§ **Objective**: Please print all of the material below, word for word.

>> BEGIN

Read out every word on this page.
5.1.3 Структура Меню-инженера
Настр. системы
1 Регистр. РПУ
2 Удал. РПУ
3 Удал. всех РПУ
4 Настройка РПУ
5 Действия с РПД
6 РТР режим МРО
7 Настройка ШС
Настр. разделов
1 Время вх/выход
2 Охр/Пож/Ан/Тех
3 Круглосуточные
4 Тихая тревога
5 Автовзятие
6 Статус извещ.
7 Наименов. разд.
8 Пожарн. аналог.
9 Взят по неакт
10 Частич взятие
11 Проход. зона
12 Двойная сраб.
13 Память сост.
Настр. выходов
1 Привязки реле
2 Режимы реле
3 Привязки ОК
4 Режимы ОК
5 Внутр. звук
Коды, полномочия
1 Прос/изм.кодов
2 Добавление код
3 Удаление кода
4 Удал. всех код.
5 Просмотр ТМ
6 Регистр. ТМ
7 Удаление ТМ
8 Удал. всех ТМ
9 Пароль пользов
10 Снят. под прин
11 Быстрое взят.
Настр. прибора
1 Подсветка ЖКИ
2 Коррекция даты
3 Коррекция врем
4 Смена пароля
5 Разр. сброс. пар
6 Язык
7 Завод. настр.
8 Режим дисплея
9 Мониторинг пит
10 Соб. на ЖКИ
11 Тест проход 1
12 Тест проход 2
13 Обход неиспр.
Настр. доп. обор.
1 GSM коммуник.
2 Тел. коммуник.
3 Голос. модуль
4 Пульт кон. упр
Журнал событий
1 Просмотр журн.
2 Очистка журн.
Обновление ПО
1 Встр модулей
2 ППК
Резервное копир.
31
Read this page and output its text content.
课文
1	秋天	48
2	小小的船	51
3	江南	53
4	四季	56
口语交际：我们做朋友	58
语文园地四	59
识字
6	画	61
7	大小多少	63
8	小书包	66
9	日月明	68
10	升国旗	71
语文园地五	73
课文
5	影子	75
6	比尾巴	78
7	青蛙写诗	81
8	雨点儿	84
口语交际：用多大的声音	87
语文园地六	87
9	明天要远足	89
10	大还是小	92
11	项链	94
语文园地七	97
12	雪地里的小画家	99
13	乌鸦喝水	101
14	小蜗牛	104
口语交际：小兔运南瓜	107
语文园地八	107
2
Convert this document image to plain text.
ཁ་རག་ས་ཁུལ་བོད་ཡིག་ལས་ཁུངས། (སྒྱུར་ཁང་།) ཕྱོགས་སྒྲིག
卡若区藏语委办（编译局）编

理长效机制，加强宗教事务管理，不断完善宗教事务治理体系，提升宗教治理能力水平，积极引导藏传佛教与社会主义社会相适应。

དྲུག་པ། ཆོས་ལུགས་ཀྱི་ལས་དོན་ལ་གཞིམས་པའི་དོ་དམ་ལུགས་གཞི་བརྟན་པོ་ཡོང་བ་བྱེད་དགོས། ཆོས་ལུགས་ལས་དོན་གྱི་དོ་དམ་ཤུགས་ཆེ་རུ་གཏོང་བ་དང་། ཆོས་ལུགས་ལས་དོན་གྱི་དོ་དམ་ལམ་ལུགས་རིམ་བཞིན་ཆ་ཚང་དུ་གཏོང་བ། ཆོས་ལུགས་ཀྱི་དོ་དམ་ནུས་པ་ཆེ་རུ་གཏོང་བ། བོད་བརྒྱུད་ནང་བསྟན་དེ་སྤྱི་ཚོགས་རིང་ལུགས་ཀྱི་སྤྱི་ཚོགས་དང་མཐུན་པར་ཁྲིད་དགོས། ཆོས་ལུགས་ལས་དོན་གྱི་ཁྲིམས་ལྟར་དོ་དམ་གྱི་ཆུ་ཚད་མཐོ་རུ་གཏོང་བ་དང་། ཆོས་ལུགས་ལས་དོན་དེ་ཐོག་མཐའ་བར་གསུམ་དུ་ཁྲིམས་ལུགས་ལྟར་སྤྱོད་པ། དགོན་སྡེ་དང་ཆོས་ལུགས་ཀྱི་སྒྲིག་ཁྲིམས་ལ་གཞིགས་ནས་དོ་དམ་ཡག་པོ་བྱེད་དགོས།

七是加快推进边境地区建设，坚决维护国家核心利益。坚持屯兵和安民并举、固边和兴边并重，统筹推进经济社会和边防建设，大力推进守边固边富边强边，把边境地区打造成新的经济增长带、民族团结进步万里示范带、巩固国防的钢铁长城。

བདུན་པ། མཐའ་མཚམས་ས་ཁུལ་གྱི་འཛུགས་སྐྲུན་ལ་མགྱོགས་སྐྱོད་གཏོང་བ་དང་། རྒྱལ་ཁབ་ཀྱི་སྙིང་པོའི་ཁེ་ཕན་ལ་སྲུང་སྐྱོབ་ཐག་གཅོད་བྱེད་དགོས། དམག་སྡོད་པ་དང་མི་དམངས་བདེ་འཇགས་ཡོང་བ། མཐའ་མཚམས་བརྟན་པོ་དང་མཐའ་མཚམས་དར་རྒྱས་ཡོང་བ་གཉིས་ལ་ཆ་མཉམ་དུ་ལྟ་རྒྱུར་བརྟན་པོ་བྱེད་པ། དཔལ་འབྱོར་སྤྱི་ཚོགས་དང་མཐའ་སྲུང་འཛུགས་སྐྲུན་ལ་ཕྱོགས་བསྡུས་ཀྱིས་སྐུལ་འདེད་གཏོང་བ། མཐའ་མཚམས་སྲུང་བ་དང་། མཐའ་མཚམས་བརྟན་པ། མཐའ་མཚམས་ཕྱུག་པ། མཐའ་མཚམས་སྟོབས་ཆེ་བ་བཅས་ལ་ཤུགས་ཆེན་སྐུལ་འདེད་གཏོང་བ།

>> END

§ **Result of this exercise**:
Read out every word on this page.
5.1.3 Структура Меню-инженера
Настр. системы
1 Регистр. РПУ
2 Удал. РПУ
3 Удал. всех РПУ
4 Настройка РПУ
5 Действия с РПД
6 РТР режим МРО
7 Настройка ШС
Настр. разделов
1 Время вх/выход
2 Охр/Пож/Ан/Тех
3 Круглосуточные
4 Тихая тревога
5 Автовзятие
6 Статус извещ.
7 Наименов. разд.
8 Пожарн. аналог.
9 Взят по неакт
10 Частич взятие
11 Проход. зона
12 Двойная сраб.
13 Память сост.
Настр. выходов
1 Привязки реле
2 Режимы реле
3 Привязки ОК
4 Режимы ОК
5 Внутр. звук
Коды, полномочия
1 Прос/изм.кодов
2 Добавление код
3 Удаление кода
4 Удал. всех код.
5 Просмотр ТМ
6 Регистр. ТМ
7 Удаление ТМ
8 Удал. всех ТМ
9 Пароль пользов
10 Снят. под прин
11 Быстрое взят.
Настр. прибора
1 Подсветка ЖКИ
2 Коррекция даты
3 Коррекция врем
4 Смена пароля
5 Разр. сброс. пар
6 Язык
7 Завод. настр.
8 Режим дисплея
9 Мониторинг пит
10 Соб. на ЖКИ
11 Тест проход 1
12 Тест проход 2
13 Обход неиспр.
Настр. доп. обор.
1 GSM коммуник.
2 Тел. коммуник.
3 Голос. модуль
4 Пульт кон. упр
Журнал событий
1 Просмотр журн.
2 Очистка журн.
Обновление ПО
1 Встр модулей
2 ППК
Резервное копир.
31
Read this page and output its text content.
课文
1	秋天	48
2	小小的船	51
3	江南	53
4	四季	56
口语交际：我们做朋友	58
语文园地四	59
识字
6	画	61
7	大小多少	63
8	小书包	66
9	日月明	68
10	升国旗	71
语文园地五	73
课文
5	影子	75
6	比尾巴	78
7	青蛙写诗	81
8	雨点儿	84
口语交际：用多大的声音	87
语文园地六	87
9	明天要远足	89
10	大还是小	92
11	项链	94
语文园地七	97
12	雪地里的小画家	99
13	乌鸦喝水	101
14	小蜗牛	104
口语交际：小兔运南瓜	107
语文园地八	107
2
Convert this document image to plain text.
ཁ་རག་ས་ཁུལ་བོད་ཡིག་ལས་ཁུངས། (སྒྱུར་ཁང་།) ཕྱོགས་སྒྲིག
卡若区藏语委办（编译局）编

理长效机制，加强宗教事务管理，不断完善宗教事务治理体系，提升宗教治理能力水平，积极引导藏传佛教与社会主义社会相适应。

དྲུག་པ། ཆོས་ལུགས་ཀྱི་ལས་དོན་ལ་གཞིམས་པའི་དོ་དམ་ལུགས་གཞི་བརྟན་པོ་ཡོང་བ་བྱེད་དགོས། ཆོས་ལུགས་ལས་དོན་གྱི་དོ་དམ་ཤུགས་ཆེ་རུ་གཏོང་བ་དང་། ཆོས་ལུགས་ལས་དོན་གྱི་དོ་དམ་ལམ་ལུགས་རིམ་བཞིན་ཆ་ཚང་དུ་གཏོང་བ། ཆོས་ལུགས་ཀྱི་དོ་དམ་ནུས་པ་ཆེ་རུ་གཏོང་བ། བོད་བརྒྱུད་ནང་བསྟན་དེ་སྤྱི་ཚོགས་རིང་ལུགས་ཀྱི་སྤྱི་ཚོགས་དང་མཐུན་པར་ཁྲིད་དགོས། ཆོས་ལུགས་ལས་དོན་གྱི་ཁྲིམས་ལྟར་དོ་དམ་གྱི་ཆུ་ཚད་མཐོ་རུ་གཏོང་བ་དང་། ཆོས་ལུགས་ལས་དོན་དེ་ཐོག་མཐའ་བར་གསུམ་དུ་ཁྲིམས་ལུགས་ལྟར་སྤྱོད་པ། དགོན་སྡེ་དང་ཆོས་ལུགས་ཀྱི་སྒྲིག་ཁྲིམས་ལ་གཞིགས་ནས་དོ་དམ་ཡག་པོ་བྱེད་དགོས།

七是加快推进边境地区建设，坚决维护国家核心利益。坚持屯兵和安民并举、固边和兴边并重，统筹推进经济社会和边防建设，大力推进守边固边富边强边，把边境地区打造成新的经济增长带、民族团结进步万里示范带、巩固国防的钢铁长城。

བདུན་པ། མཐའ་མཚམས་ས་ཁུལ་གྱི་འཛུགས་སྐྲུན་ལ་མགྱོགས་སྐྱོད་གཏོང་བ་དང་། རྒྱལ་ཁབ་ཀྱི་སྙིང་པོའི་ཁེ་ཕན་ལ་སྲུང་སྐྱོབ་ཐག་གཅོད་བྱེད་དགོས། དམག་སྡོད་པ་དང་མི་དམངས་བདེ་འཇགས་ཡོང་བ། མཐའ་མཚམས་བརྟན་པོ་དང་མཐའ་མཚམས་དར་རྒྱས་ཡོང་བ་གཉིས་ལ་ཆ་མཉམ་དུ་ལྟ་རྒྱུར་བརྟན་པོ་བྱེད་པ། དཔལ་འབྱོར་སྤྱི་ཚོགས་དང་མཐའ་སྲུང་འཛུགས་སྐྲུན་ལ་ཕྱོགས་བསྡུས་ཀྱིས་སྐུལ་འདེད་གཏོང་བ། མཐའ་མཚམས་སྲུང་བ་དང་། མཐའ་མཚམས་བརྟན་པ། མཐའ་མཚམས་ཕྱུག་པ། མཐའ་མཚམས་སྟོབས་ཆེ་བ་བཅས་ལ་ཤུགས་ཆེན་སྐུལ་འདེད་གཏོང་བ།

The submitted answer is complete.